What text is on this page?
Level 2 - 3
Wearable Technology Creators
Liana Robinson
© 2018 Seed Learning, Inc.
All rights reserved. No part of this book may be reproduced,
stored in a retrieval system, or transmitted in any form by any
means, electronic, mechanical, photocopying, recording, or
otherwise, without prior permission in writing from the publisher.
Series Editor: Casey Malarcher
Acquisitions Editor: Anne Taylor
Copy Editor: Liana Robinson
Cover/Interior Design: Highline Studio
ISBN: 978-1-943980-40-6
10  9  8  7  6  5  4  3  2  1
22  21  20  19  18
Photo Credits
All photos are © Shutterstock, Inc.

Problem to solve: Each record must be repeated exactly as it is.

Result for this exercise:
What text is on this page?
Level 2 - 3
Wearable Technology Creators
Liana Robinson
© 2018 Seed Learning, Inc.
All rights reserved. No part of this book may be reproduced,
stored in a retrieval system, or transmitted in any form by any
means, electronic, mechanical, photocopying, recording, or
otherwise, without prior permission in writing from the publisher.
Series Editor: Casey Malarcher
Acquisitions Editor: Anne Taylor
Copy Editor: Liana Robinson
Cover/Interior Design: Highline Studio
ISBN: 978-1-943980-40-6
10  9  8  7  6  5  4  3  2  1
22  21  20  19  18
Photo Credits
All photos are © Shutterstock, Inc.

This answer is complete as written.